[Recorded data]
- - - -
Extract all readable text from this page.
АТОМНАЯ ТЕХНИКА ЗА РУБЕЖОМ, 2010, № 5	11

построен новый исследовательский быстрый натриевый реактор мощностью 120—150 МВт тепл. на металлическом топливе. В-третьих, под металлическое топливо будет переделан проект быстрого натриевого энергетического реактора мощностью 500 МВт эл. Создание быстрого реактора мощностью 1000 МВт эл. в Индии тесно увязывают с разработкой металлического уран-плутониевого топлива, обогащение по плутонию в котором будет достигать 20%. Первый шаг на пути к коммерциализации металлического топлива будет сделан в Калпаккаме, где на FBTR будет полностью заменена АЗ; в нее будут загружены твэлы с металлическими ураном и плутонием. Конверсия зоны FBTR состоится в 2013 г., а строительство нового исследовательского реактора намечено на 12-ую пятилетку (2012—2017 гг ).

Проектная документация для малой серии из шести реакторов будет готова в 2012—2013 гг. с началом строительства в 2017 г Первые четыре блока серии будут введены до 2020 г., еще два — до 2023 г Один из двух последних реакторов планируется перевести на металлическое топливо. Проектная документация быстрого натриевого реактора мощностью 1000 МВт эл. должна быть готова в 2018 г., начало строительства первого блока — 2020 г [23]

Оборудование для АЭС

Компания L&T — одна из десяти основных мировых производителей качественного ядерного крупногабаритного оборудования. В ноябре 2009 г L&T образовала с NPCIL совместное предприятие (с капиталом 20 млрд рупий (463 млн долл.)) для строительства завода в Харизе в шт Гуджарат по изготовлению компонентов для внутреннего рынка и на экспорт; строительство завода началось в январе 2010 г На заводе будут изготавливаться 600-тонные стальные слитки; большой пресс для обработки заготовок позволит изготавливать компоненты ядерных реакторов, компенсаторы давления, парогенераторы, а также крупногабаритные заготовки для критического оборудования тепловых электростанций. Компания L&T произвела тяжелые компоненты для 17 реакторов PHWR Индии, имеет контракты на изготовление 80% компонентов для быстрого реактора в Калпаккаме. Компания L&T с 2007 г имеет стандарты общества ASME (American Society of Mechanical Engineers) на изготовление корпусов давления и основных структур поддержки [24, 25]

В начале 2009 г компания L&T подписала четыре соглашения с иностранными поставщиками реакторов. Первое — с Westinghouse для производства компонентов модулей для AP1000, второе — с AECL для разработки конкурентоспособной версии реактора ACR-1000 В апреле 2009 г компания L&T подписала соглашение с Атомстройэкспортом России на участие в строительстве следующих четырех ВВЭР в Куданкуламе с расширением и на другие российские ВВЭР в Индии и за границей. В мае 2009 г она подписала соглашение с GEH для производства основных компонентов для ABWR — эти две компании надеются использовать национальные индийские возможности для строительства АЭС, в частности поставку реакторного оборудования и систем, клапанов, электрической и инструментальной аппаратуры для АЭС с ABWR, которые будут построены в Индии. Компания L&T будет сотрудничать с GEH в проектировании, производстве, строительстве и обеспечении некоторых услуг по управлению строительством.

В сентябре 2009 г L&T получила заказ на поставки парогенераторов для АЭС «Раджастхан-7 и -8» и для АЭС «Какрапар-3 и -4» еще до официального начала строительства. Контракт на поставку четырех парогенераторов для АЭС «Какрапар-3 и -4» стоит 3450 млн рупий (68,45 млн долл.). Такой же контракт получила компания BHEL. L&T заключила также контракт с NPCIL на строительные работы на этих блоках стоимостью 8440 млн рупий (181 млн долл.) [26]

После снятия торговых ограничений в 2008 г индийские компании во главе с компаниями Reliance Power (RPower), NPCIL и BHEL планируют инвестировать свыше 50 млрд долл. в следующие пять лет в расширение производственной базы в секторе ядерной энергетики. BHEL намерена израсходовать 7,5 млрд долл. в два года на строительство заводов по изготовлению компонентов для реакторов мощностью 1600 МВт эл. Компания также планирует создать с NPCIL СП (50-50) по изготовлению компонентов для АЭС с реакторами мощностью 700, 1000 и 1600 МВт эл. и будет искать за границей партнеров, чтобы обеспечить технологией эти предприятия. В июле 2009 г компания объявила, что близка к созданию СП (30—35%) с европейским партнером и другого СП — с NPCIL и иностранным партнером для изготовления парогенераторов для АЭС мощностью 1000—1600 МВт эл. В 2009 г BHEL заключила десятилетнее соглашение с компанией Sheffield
- - - -
Print out all the entries precisely as written.

Extract all readable text from this page.
АТОМНАЯ ТЕХНИКА ЗА РУБЕЖОМ, 2010, № 5	11

построен новый исследовательский быстрый натриевый реактор мощностью 120—150 МВт тепл. на металлическом топливе. В-третьих, под металлическое топливо будет переделан проект быстрого натриевого энергетического реактора мощностью 500 МВт эл. Создание быстрого реактора мощностью 1000 МВт эл. в Индии тесно увязывают с разработкой металлического уран-плутониевого топлива, обогащение по плутонию в котором будет достигать 20%. Первый шаг на пути к коммерциализации металлического топлива будет сделан в Калпаккаме, где на FBTR будет полностью заменена АЗ; в нее будут загружены твэлы с металлическими ураном и плутонием. Конверсия зоны FBTR состоится в 2013 г., а строительство нового исследовательского реактора намечено на 12-ую пятилетку (2012—2017 гг ).

Проектная документация для малой серии из шести реакторов будет готова в 2012—2013 гг. с началом строительства в 2017 г Первые четыре блока серии будут введены до 2020 г., еще два — до 2023 г Один из двух последних реакторов планируется перевести на металлическое топливо. Проектная документация быстрого натриевого реактора мощностью 1000 МВт эл. должна быть готова в 2018 г., начало строительства первого блока — 2020 г [23]

Оборудование для АЭС

Компания L&T — одна из десяти основных мировых производителей качественного ядерного крупногабаритного оборудования. В ноябре 2009 г L&T образовала с NPCIL совместное предприятие (с капиталом 20 млрд рупий (463 млн долл.)) для строительства завода в Харизе в шт Гуджарат по изготовлению компонентов для внутреннего рынка и на экспорт; строительство завода началось в январе 2010 г На заводе будут изготавливаться 600-тонные стальные слитки; большой пресс для обработки заготовок позволит изготавливать компоненты ядерных реакторов, компенсаторы давления, парогенераторы, а также крупногабаритные заготовки для критического оборудования тепловых электростанций. Компания L&T произвела тяжелые компоненты для 17 реакторов PHWR Индии, имеет контракты на изготовление 80% компонентов для быстрого реактора в Калпаккаме. Компания L&T с 2007 г имеет стандарты общества ASME (American Society of Mechanical Engineers) на изготовление корпусов давления и основных структур поддержки [24, 25]

В начале 2009 г компания L&T подписала четыре соглашения с иностранными поставщиками реакторов. Первое — с Westinghouse для производства компонентов модулей для AP1000, второе — с AECL для разработки конкурентоспособной версии реактора ACR-1000 В апреле 2009 г компания L&T подписала соглашение с Атомстройэкспортом России на участие в строительстве следующих четырех ВВЭР в Куданкуламе с расширением и на другие российские ВВЭР в Индии и за границей. В мае 2009 г она подписала соглашение с GEH для производства основных компонентов для ABWR — эти две компании надеются использовать национальные индийские возможности для строительства АЭС, в частности поставку реакторного оборудования и систем, клапанов, электрической и инструментальной аппаратуры для АЭС с ABWR, которые будут построены в Индии. Компания L&T будет сотрудничать с GEH в проектировании, производстве, строительстве и обеспечении некоторых услуг по управлению строительством.

В сентябре 2009 г L&T получила заказ на поставки парогенераторов для АЭС «Раджастхан-7 и -8» и для АЭС «Какрапар-3 и -4» еще до официального начала строительства. Контракт на поставку четырех парогенераторов для АЭС «Какрапар-3 и -4» стоит 3450 млн рупий (68,45 млн долл.). Такой же контракт получила компания BHEL. L&T заключила также контракт с NPCIL на строительные работы на этих блоках стоимостью 8440 млн рупий (181 млн долл.) [26]

После снятия торговых ограничений в 2008 г индийские компании во главе с компаниями Reliance Power (RPower), NPCIL и BHEL планируют инвестировать свыше 50 млрд долл. в следующие пять лет в расширение производственной базы в секторе ядерной энергетики. BHEL намерена израсходовать 7,5 млрд долл. в два года на строительство заводов по изготовлению компонентов для реакторов мощностью 1600 МВт эл. Компания также планирует создать с NPCIL СП (50-50) по изготовлению компонентов для АЭС с реакторами мощностью 700, 1000 и 1600 МВт эл. и будет искать за границей партнеров, чтобы обеспечить технологией эти предприятия. В июле 2009 г компания объявила, что близка к созданию СП (30—35%) с европейским партнером и другого СП — с NPCIL и иностранным партнером для изготовления парогенераторов для АЭС мощностью 1000—1600 МВт эл. В 2009 г BHEL заключила десятилетнее соглашение с компанией Sheffield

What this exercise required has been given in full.